**Dataset records:**
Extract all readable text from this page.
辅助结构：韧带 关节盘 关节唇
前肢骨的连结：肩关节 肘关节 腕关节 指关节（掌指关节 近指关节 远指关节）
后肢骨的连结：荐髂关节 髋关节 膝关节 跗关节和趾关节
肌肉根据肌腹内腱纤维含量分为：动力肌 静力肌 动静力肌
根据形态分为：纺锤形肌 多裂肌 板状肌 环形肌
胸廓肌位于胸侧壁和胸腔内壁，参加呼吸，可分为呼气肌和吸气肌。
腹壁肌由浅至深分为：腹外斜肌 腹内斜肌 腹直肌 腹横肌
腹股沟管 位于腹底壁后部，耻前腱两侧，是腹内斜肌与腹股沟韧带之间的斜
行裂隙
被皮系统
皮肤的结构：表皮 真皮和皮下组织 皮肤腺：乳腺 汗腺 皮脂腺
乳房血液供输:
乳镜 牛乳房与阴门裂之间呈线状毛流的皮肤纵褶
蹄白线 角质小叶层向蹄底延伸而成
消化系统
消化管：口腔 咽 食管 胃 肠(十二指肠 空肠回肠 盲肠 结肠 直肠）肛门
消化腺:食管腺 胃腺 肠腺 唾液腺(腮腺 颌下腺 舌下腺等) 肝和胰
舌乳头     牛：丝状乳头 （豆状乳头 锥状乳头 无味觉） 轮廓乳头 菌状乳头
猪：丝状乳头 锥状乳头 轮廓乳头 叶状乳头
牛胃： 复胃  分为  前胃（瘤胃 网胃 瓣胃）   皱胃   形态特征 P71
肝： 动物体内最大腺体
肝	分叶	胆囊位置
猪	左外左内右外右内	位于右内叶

**DESCRIPTION OF THE TASK:**
Each record above should be returned exactly as it appears.

**FINAL RESULT:**
Extract all readable text from this page.
辅助结构：韧带 关节盘 关节唇
前肢骨的连结：肩关节 肘关节 腕关节 指关节（掌指关节 近指关节 远指关节）
后肢骨的连结：荐髂关节 髋关节 膝关节 跗关节和趾关节
肌肉根据肌腹内腱纤维含量分为：动力肌 静力肌 动静力肌
根据形态分为：纺锤形肌 多裂肌 板状肌 环形肌
胸廓肌位于胸侧壁和胸腔内壁，参加呼吸，可分为呼气肌和吸气肌。
腹壁肌由浅至深分为：腹外斜肌 腹内斜肌 腹直肌 腹横肌
腹股沟管 位于腹底壁后部，耻前腱两侧，是腹内斜肌与腹股沟韧带之间的斜
行裂隙
被皮系统
皮肤的结构：表皮 真皮和皮下组织 皮肤腺：乳腺 汗腺 皮脂腺
乳房血液供输:
乳镜 牛乳房与阴门裂之间呈线状毛流的皮肤纵褶
蹄白线 角质小叶层向蹄底延伸而成
消化系统
消化管：口腔 咽 食管 胃 肠(十二指肠 空肠回肠 盲肠 结肠 直肠）肛门
消化腺:食管腺 胃腺 肠腺 唾液腺(腮腺 颌下腺 舌下腺等) 肝和胰
舌乳头     牛：丝状乳头 （豆状乳头 锥状乳头 无味觉） 轮廓乳头 菌状乳头
猪：丝状乳头 锥状乳头 轮廓乳头 叶状乳头
牛胃： 复胃  分为  前胃（瘤胃 网胃 瓣胃）   皱胃   形态特征 P71
肝： 动物体内最大腺体
肝	分叶	胆囊位置
猪	左外左内右外右内	位于右内叶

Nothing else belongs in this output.